Extract the text of each entry below exactly, leaving every image behind.

· · · ·

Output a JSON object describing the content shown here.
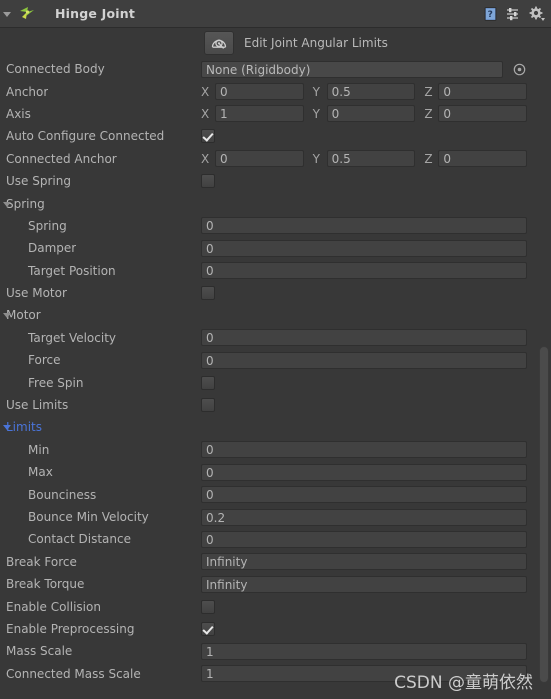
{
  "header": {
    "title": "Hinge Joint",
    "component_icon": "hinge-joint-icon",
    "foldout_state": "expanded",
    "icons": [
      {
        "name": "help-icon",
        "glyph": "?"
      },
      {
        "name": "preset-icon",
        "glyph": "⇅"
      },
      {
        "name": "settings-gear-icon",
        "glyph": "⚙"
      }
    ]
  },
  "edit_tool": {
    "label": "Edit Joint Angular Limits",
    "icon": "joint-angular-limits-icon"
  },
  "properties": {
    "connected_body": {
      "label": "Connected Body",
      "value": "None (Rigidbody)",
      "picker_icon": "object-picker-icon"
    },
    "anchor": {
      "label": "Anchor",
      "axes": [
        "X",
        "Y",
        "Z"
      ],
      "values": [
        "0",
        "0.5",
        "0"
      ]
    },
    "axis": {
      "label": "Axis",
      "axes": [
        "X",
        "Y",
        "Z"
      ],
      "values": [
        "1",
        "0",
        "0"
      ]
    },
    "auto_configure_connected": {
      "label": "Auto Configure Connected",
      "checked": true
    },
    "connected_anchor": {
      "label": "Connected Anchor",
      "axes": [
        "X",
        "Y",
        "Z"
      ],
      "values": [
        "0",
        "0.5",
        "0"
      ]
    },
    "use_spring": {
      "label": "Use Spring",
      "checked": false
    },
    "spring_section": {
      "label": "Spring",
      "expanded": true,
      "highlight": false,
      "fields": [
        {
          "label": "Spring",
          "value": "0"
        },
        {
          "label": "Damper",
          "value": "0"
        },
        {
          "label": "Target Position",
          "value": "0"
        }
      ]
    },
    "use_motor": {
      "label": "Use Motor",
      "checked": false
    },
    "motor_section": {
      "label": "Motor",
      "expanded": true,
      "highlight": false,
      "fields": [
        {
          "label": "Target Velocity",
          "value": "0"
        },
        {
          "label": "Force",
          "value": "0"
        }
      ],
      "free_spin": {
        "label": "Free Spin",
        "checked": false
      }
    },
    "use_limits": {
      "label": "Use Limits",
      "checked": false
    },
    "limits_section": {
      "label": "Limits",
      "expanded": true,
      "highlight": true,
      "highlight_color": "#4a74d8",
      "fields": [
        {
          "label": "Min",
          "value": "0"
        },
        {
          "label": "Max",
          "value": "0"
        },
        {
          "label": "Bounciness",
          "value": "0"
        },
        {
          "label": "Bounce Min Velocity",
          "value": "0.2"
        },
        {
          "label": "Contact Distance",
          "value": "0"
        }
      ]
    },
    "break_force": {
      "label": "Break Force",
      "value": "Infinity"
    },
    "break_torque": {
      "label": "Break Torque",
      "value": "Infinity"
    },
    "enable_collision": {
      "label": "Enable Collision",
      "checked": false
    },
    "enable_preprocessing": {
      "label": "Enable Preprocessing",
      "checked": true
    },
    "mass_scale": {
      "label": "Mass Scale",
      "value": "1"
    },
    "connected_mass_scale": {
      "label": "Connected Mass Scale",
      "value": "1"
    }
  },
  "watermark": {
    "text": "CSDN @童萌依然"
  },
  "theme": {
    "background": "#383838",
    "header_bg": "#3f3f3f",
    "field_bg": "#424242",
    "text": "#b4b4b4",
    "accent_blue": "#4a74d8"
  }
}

· · · ·

> FINAL RESULT:
Output a JSON object describing the content shown here.
{
  "header": {
    "title": "Hinge Joint",
    "component_icon": "hinge-joint-icon",
    "foldout_state": "expanded",
    "icons": [
      {
        "name": "help-icon",
        "glyph": "?"
      },
      {
        "name": "preset-icon",
        "glyph": "⇅"
      },
      {
        "name": "settings-gear-icon",
        "glyph": "⚙"
      }
    ]
  },
  "edit_tool": {
    "label": "Edit Joint Angular Limits",
    "icon": "joint-angular-limits-icon"
  },
  "properties": {
    "connected_body": {
      "label": "Connected Body",
      "value": "None (Rigidbody)",
      "picker_icon": "object-picker-icon"
    },
    "anchor": {
      "label": "Anchor",
      "axes": [
        "X",
        "Y",
        "Z"
      ],
      "values": [
        "0",
        "0.5",
        "0"
      ]
    },
    "axis": {
      "label": "Axis",
      "axes": [
        "X",
        "Y",
        "Z"
      ],
      "values": [
        "1",
        "0",
        "0"
      ]
    },
    "auto_configure_connected": {
      "label": "Auto Configure Connected",
      "checked": true
    },
    "connected_anchor": {
      "label": "Connected Anchor",
      "axes": [
        "X",
        "Y",
        "Z"
      ],
      "values": [
        "0",
        "0.5",
        "0"
      ]
    },
    "use_spring": {
      "label": "Use Spring",
      "checked": false
    },
    "spring_section": {
      "label": "Spring",
      "expanded": true,
      "highlight": false,
      "fields": [
        {
          "label": "Spring",
          "value": "0"
        },
        {
          "label": "Damper",
          "value": "0"
        },
        {
          "label": "Target Position",
          "value": "0"
        }
      ]
    },
    "use_motor": {
      "label": "Use Motor",
      "checked": false
    },
    "motor_section": {
      "label": "Motor",
      "expanded": true,
      "highlight": false,
      "fields": [
        {
          "label": "Target Velocity",
          "value": "0"
        },
        {
          "label": "Force",
          "value": "0"
        }
      ],
      "free_spin": {
        "label": "Free Spin",
        "checked": false
      }
    },
    "use_limits": {
      "label": "Use Limits",
      "checked": false
    },
    "limits_section": {
      "label": "Limits",
      "expanded": true,
      "highlight": true,
      "highlight_color": "#4a74d8",
      "fields": [
        {
          "label": "Min",
          "value": "0"
        },
        {
          "label": "Max",
          "value": "0"
        },
        {
          "label": "Bounciness",
          "value": "0"
        },
        {
          "label": "Bounce Min Velocity",
          "value": "0.2"
        },
        {
          "label": "Contact Distance",
          "value": "0"
        }
      ]
    },
    "break_force": {
      "label": "Break Force",
      "value": "Infinity"
    },
    "break_torque": {
      "label": "Break Torque",
      "value": "Infinity"
    },
    "enable_collision": {
      "label": "Enable Collision",
      "checked": false
    },
    "enable_preprocessing": {
      "label": "Enable Preprocessing",
      "checked": true
    },
    "mass_scale": {
      "label": "Mass Scale",
      "value": "1"
    },
    "connected_mass_scale": {
      "label": "Connected Mass Scale",
      "value": "1"
    }
  },
  "watermark": {
    "text": "CSDN @童萌依然"
  },
  "theme": {
    "background": "#383838",
    "header_bg": "#3f3f3f",
    "field_bg": "#424242",
    "text": "#b4b4b4",
    "accent_blue": "#4a74d8"
  }
}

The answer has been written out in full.